+++ Material shown

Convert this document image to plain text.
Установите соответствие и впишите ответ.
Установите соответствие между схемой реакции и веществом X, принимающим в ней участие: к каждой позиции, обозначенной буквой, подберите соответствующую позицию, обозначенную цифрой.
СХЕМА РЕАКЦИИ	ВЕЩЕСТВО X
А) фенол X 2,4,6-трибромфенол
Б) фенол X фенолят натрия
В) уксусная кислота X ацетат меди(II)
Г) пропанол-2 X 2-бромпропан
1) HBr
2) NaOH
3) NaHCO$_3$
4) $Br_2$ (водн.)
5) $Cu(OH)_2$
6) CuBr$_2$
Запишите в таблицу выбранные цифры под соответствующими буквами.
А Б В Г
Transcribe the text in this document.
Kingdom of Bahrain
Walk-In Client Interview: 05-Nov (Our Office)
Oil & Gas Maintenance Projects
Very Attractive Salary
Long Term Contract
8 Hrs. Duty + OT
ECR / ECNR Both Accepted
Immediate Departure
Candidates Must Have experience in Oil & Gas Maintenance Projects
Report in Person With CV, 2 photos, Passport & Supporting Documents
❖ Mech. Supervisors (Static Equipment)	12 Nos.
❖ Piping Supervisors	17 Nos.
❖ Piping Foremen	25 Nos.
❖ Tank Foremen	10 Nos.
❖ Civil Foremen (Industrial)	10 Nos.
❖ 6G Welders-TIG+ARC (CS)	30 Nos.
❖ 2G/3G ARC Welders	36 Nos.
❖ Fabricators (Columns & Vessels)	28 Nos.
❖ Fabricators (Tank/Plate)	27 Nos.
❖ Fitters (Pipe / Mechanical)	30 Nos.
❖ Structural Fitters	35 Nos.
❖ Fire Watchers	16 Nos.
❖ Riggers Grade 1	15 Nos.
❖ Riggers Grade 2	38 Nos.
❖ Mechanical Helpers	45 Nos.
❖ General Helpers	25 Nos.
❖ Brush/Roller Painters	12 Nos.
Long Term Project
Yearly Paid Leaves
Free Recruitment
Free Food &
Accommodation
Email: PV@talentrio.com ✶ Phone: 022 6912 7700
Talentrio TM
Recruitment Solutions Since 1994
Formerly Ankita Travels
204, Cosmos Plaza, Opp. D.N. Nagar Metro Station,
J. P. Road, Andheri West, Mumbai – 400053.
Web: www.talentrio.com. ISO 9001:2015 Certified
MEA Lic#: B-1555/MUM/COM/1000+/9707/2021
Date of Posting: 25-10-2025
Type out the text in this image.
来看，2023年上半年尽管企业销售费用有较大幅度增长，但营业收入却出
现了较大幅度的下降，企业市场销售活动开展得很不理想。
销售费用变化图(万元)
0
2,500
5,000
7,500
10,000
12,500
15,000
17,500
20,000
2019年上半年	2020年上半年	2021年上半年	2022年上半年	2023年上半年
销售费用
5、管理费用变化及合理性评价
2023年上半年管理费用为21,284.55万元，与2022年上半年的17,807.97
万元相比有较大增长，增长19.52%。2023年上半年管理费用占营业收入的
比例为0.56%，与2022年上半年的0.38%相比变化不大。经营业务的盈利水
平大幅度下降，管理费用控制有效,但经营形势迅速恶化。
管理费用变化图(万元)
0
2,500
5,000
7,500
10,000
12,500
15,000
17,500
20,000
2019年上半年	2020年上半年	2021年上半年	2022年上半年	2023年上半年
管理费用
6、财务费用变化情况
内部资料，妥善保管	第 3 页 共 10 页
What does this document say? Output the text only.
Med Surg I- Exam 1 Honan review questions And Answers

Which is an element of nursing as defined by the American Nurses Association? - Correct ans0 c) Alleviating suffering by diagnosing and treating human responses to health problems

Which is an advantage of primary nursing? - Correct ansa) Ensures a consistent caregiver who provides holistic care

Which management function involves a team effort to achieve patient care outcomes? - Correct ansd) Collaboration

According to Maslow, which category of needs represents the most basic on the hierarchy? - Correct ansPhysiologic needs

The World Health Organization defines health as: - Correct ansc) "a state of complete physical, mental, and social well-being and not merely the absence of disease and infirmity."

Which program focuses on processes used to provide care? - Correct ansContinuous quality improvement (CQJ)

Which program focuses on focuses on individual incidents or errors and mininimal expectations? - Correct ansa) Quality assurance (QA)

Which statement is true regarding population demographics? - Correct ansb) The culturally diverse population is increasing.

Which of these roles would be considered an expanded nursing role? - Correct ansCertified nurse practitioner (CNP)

++++++

Every entry above needs to be quoted exactly.

Convert this document image to plain text.
Установите соответствие и впишите ответ.
Установите соответствие между схемой реакции и веществом X, принимающим в ней участие: к каждой позиции, обозначенной буквой, подберите соответствующую позицию, обозначенную цифрой.
СХЕМА РЕАКЦИИ	ВЕЩЕСТВО X
А) фенол X 2,4,6-трибромфенол
Б) фенол X фенолят натрия
В) уксусная кислота X ацетат меди(II)
Г) пропанол-2 X 2-бромпропан
1) HBr
2) NaOH
3) NaHCO$_3$
4) $Br_2$ (водн.)
5) $Cu(OH)_2$
6) CuBr$_2$
Запишите в таблицу выбранные цифры под соответствующими буквами.
А Б В Г
Transcribe the text in this document.
Kingdom of Bahrain
Walk-In Client Interview: 05-Nov (Our Office)
Oil & Gas Maintenance Projects
Very Attractive Salary
Long Term Contract
8 Hrs. Duty + OT
ECR / ECNR Both Accepted
Immediate Departure
Candidates Must Have experience in Oil & Gas Maintenance Projects
Report in Person With CV, 2 photos, Passport & Supporting Documents
❖ Mech. Supervisors (Static Equipment)	12 Nos.
❖ Piping Supervisors	17 Nos.
❖ Piping Foremen	25 Nos.
❖ Tank Foremen	10 Nos.
❖ Civil Foremen (Industrial)	10 Nos.
❖ 6G Welders-TIG+ARC (CS)	30 Nos.
❖ 2G/3G ARC Welders	36 Nos.
❖ Fabricators (Columns & Vessels)	28 Nos.
❖ Fabricators (Tank/Plate)	27 Nos.
❖ Fitters (Pipe / Mechanical)	30 Nos.
❖ Structural Fitters	35 Nos.
❖ Fire Watchers	16 Nos.
❖ Riggers Grade 1	15 Nos.
❖ Riggers Grade 2	38 Nos.
❖ Mechanical Helpers	45 Nos.
❖ General Helpers	25 Nos.
❖ Brush/Roller Painters	12 Nos.
Long Term Project
Yearly Paid Leaves
Free Recruitment
Free Food &
Accommodation
Email: PV@talentrio.com ✶ Phone: 022 6912 7700
Talentrio TM
Recruitment Solutions Since 1994
Formerly Ankita Travels
204, Cosmos Plaza, Opp. D.N. Nagar Metro Station,
J. P. Road, Andheri West, Mumbai – 400053.
Web: www.talentrio.com. ISO 9001:2015 Certified
MEA Lic#: B-1555/MUM/COM/1000+/9707/2021
Date of Posting: 25-10-2025
Type out the text in this image.
来看，2023年上半年尽管企业销售费用有较大幅度增长，但营业收入却出
现了较大幅度的下降，企业市场销售活动开展得很不理想。
销售费用变化图(万元)
0
2,500
5,000
7,500
10,000
12,500
15,000
17,500
20,000
2019年上半年	2020年上半年	2021年上半年	2022年上半年	2023年上半年
销售费用
5、管理费用变化及合理性评价
2023年上半年管理费用为21,284.55万元，与2022年上半年的17,807.97
万元相比有较大增长，增长19.52%。2023年上半年管理费用占营业收入的
比例为0.56%，与2022年上半年的0.38%相比变化不大。经营业务的盈利水
平大幅度下降，管理费用控制有效,但经营形势迅速恶化。
管理费用变化图(万元)
0
2,500
5,000
7,500
10,000
12,500
15,000
17,500
20,000
2019年上半年	2020年上半年	2021年上半年	2022年上半年	2023年上半年
管理费用
6、财务费用变化情况
内部资料，妥善保管	第 3 页 共 10 页
What does this document say? Output the text only.
Med Surg I- Exam 1 Honan review questions And Answers

Which is an element of nursing as defined by the American Nurses Association? - Correct ans0 c) Alleviating suffering by diagnosing and treating human responses to health problems

Which is an advantage of primary nursing? - Correct ansa) Ensures a consistent caregiver who provides holistic care

Which management function involves a team effort to achieve patient care outcomes? - Correct ansd) Collaboration

According to Maslow, which category of needs represents the most basic on the hierarchy? - Correct ansPhysiologic needs

The World Health Organization defines health as: - Correct ansc) "a state of complete physical, mental, and social well-being and not merely the absence of disease and infirmity."

Which program focuses on processes used to provide care? - Correct ansContinuous quality improvement (CQJ)

Which program focuses on focuses on individual incidents or errors and mininimal expectations? - Correct ansa) Quality assurance (QA)

Which statement is true regarding population demographics? - Correct ansb) The culturally diverse population is increasing.

Which of these roles would be considered an expanded nursing role? - Correct ansCertified nurse practitioner (CNP)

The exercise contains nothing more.